(Short task) Here are some records. Copy each one exactly.

==== Supplied information

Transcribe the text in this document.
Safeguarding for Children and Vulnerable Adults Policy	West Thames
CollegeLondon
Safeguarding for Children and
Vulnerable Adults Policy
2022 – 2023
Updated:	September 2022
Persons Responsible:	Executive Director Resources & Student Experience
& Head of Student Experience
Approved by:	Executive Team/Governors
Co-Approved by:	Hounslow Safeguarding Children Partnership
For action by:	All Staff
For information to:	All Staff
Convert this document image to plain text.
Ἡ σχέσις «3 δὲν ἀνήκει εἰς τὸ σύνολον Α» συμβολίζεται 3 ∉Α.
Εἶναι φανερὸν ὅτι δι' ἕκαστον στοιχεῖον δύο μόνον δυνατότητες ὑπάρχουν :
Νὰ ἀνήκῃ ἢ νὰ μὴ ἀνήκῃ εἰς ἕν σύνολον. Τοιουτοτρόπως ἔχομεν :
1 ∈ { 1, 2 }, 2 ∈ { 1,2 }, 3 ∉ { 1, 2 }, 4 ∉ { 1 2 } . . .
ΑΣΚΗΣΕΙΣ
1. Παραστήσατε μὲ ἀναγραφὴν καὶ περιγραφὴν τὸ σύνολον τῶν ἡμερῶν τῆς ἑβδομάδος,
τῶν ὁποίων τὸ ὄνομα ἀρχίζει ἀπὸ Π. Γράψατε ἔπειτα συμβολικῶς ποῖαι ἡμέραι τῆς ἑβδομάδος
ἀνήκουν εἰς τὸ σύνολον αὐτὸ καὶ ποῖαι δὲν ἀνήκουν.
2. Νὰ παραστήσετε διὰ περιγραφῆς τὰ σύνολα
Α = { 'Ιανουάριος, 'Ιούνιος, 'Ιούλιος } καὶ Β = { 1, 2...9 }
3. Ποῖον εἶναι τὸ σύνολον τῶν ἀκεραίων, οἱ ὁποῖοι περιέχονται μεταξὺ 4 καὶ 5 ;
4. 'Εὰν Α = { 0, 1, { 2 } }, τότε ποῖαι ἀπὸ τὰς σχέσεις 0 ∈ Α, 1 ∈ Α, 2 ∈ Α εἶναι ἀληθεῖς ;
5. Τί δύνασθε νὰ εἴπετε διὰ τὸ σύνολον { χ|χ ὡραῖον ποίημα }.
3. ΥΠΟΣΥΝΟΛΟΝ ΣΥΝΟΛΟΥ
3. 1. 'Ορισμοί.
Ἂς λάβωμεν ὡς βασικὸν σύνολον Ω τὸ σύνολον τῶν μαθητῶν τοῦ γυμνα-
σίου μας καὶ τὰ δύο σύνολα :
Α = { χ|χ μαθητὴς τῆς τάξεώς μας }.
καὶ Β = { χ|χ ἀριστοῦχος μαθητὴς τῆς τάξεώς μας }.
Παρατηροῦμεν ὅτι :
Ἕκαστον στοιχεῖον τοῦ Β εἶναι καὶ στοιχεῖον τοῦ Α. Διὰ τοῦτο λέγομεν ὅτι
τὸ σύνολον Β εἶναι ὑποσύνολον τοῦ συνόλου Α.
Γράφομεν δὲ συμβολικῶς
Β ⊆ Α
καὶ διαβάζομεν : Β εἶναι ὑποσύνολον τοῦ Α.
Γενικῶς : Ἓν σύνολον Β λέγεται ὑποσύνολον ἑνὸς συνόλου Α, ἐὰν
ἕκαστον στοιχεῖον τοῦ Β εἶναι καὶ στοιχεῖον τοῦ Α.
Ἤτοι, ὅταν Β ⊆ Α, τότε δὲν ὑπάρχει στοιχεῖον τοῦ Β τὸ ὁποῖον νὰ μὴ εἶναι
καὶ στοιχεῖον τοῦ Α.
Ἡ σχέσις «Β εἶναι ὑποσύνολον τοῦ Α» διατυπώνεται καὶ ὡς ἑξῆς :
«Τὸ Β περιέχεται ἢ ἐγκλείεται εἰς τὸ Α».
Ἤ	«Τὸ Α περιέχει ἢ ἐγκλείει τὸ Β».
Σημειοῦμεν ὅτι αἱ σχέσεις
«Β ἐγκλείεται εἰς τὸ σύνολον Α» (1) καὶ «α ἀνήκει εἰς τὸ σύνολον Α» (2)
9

========

(Solution for this task)
Transcribe the text in this document.
Safeguarding for Children and Vulnerable Adults Policy	West Thames
CollegeLondon
Safeguarding for Children and
Vulnerable Adults Policy
2022 – 2023
Updated:	September 2022
Persons Responsible:	Executive Director Resources & Student Experience
& Head of Student Experience
Approved by:	Executive Team/Governors
Co-Approved by:	Hounslow Safeguarding Children Partnership
For action by:	All Staff
For information to:	All Staff
Convert this document image to plain text.
Ἡ σχέσις «3 δὲν ἀνήκει εἰς τὸ σύνολον Α» συμβολίζεται 3 ∉Α.
Εἶναι φανερὸν ὅτι δι' ἕκαστον στοιχεῖον δύο μόνον δυνατότητες ὑπάρχουν :
Νὰ ἀνήκῃ ἢ νὰ μὴ ἀνήκῃ εἰς ἕν σύνολον. Τοιουτοτρόπως ἔχομεν :
1 ∈ { 1, 2 }, 2 ∈ { 1,2 }, 3 ∉ { 1, 2 }, 4 ∉ { 1 2 } . . .
ΑΣΚΗΣΕΙΣ
1. Παραστήσατε μὲ ἀναγραφὴν καὶ περιγραφὴν τὸ σύνολον τῶν ἡμερῶν τῆς ἑβδομάδος,
τῶν ὁποίων τὸ ὄνομα ἀρχίζει ἀπὸ Π. Γράψατε ἔπειτα συμβολικῶς ποῖαι ἡμέραι τῆς ἑβδομάδος
ἀνήκουν εἰς τὸ σύνολον αὐτὸ καὶ ποῖαι δὲν ἀνήκουν.
2. Νὰ παραστήσετε διὰ περιγραφῆς τὰ σύνολα
Α = { 'Ιανουάριος, 'Ιούνιος, 'Ιούλιος } καὶ Β = { 1, 2...9 }
3. Ποῖον εἶναι τὸ σύνολον τῶν ἀκεραίων, οἱ ὁποῖοι περιέχονται μεταξὺ 4 καὶ 5 ;
4. 'Εὰν Α = { 0, 1, { 2 } }, τότε ποῖαι ἀπὸ τὰς σχέσεις 0 ∈ Α, 1 ∈ Α, 2 ∈ Α εἶναι ἀληθεῖς ;
5. Τί δύνασθε νὰ εἴπετε διὰ τὸ σύνολον { χ|χ ὡραῖον ποίημα }.
3. ΥΠΟΣΥΝΟΛΟΝ ΣΥΝΟΛΟΥ
3. 1. 'Ορισμοί.
Ἂς λάβωμεν ὡς βασικὸν σύνολον Ω τὸ σύνολον τῶν μαθητῶν τοῦ γυμνα-
σίου μας καὶ τὰ δύο σύνολα :
Α = { χ|χ μαθητὴς τῆς τάξεώς μας }.
καὶ Β = { χ|χ ἀριστοῦχος μαθητὴς τῆς τάξεώς μας }.
Παρατηροῦμεν ὅτι :
Ἕκαστον στοιχεῖον τοῦ Β εἶναι καὶ στοιχεῖον τοῦ Α. Διὰ τοῦτο λέγομεν ὅτι
τὸ σύνολον Β εἶναι ὑποσύνολον τοῦ συνόλου Α.
Γράφομεν δὲ συμβολικῶς
Β ⊆ Α
καὶ διαβάζομεν : Β εἶναι ὑποσύνολον τοῦ Α.
Γενικῶς : Ἓν σύνολον Β λέγεται ὑποσύνολον ἑνὸς συνόλου Α, ἐὰν
ἕκαστον στοιχεῖον τοῦ Β εἶναι καὶ στοιχεῖον τοῦ Α.
Ἤτοι, ὅταν Β ⊆ Α, τότε δὲν ὑπάρχει στοιχεῖον τοῦ Β τὸ ὁποῖον νὰ μὴ εἶναι
καὶ στοιχεῖον τοῦ Α.
Ἡ σχέσις «Β εἶναι ὑποσύνολον τοῦ Α» διατυπώνεται καὶ ὡς ἑξῆς :
«Τὸ Β περιέχεται ἢ ἐγκλείεται εἰς τὸ Α».
Ἤ	«Τὸ Α περιέχει ἢ ἐγκλείει τὸ Β».
Σημειοῦμεν ὅτι αἱ σχέσεις
«Β ἐγκλείεται εἰς τὸ σύνολον Α» (1) καὶ «α ἀνήκει εἰς τὸ σύνολον Α» (2)
9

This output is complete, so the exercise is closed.